**GIVEN PROBLEM:**
Print the range of lines that opens with the line containing "Read this page and output its text content." and closes with the last line of the listing. Include both ends; print nothing more.

**RECORDS FOR THIS TASK:**

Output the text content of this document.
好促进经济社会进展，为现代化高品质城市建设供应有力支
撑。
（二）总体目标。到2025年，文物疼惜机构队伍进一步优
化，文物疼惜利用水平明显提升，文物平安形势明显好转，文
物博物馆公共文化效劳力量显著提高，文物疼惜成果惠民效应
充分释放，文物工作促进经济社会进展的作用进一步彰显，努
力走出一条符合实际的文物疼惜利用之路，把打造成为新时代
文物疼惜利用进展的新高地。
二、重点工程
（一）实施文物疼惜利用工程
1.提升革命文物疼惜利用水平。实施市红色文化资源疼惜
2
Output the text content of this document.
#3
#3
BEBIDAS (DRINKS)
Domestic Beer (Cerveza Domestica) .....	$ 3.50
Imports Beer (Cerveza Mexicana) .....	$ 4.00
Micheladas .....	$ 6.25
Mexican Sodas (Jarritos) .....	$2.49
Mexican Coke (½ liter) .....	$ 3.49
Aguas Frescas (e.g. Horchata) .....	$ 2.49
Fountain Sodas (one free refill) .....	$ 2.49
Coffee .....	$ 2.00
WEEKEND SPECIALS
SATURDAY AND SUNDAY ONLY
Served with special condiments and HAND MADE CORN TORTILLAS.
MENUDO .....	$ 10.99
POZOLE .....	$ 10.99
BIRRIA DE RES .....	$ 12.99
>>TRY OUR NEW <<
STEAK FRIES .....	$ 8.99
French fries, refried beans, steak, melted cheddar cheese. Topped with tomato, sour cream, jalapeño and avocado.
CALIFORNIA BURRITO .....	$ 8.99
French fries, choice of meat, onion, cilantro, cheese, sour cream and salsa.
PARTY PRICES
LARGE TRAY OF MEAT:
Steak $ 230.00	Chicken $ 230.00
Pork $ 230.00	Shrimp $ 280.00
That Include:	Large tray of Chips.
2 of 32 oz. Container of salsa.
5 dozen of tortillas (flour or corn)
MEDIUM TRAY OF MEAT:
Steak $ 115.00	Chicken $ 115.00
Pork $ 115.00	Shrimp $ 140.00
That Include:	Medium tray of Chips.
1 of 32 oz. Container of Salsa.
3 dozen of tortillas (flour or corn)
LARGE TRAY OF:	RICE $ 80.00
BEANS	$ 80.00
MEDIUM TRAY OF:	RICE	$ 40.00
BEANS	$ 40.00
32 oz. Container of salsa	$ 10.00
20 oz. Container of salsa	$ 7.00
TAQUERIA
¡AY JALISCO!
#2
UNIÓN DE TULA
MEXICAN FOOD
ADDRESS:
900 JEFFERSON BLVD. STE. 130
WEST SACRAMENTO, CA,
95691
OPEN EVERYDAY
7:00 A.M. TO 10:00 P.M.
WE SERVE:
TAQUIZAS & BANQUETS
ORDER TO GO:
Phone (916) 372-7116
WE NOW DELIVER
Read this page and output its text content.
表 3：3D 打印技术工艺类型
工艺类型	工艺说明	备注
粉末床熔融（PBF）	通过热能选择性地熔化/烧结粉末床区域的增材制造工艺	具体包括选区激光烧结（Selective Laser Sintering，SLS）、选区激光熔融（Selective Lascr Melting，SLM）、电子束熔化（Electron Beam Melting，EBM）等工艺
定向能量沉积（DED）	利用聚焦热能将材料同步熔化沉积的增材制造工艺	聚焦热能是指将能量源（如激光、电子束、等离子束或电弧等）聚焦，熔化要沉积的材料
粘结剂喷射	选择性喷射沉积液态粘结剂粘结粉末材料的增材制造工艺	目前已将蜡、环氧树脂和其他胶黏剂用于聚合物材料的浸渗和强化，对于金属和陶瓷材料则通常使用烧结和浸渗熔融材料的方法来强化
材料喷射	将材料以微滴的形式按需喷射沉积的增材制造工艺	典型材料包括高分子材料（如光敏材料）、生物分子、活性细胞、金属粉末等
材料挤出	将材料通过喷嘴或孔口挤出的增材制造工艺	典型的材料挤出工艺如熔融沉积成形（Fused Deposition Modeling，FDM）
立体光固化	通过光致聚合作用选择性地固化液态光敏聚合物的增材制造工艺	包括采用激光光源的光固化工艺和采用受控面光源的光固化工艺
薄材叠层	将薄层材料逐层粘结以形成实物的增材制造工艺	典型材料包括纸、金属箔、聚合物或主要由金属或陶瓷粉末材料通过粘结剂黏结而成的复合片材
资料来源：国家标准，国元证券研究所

**TASK SOLUTION:**
Read this page and output its text content.
表 3：3D 打印技术工艺类型
工艺类型	工艺说明	备注
粉末床熔融（PBF）	通过热能选择性地熔化/烧结粉末床区域的增材制造工艺	具体包括选区激光烧结（Selective Laser Sintering，SLS）、选区激光熔融（Selective Lascr Melting，SLM）、电子束熔化（Electron Beam Melting，EBM）等工艺
定向能量沉积（DED）	利用聚焦热能将材料同步熔化沉积的增材制造工艺	聚焦热能是指将能量源（如激光、电子束、等离子束或电弧等）聚焦，熔化要沉积的材料
粘结剂喷射	选择性喷射沉积液态粘结剂粘结粉末材料的增材制造工艺	目前已将蜡、环氧树脂和其他胶黏剂用于聚合物材料的浸渗和强化，对于金属和陶瓷材料则通常使用烧结和浸渗熔融材料的方法来强化
材料喷射	将材料以微滴的形式按需喷射沉积的增材制造工艺	典型材料包括高分子材料（如光敏材料）、生物分子、活性细胞、金属粉末等
材料挤出	将材料通过喷嘴或孔口挤出的增材制造工艺	典型的材料挤出工艺如熔融沉积成形（Fused Deposition Modeling，FDM）
立体光固化	通过光致聚合作用选择性地固化液态光敏聚合物的增材制造工艺	包括采用激光光源的光固化工艺和采用受控面光源的光固化工艺
薄材叠层	将薄层材料逐层粘结以形成实物的增材制造工艺	典型材料包括纸、金属箔、聚合物或主要由金属或陶瓷粉末材料通过粘结剂黏结而成的复合片材
资料来源：国家标准，国元证券研究所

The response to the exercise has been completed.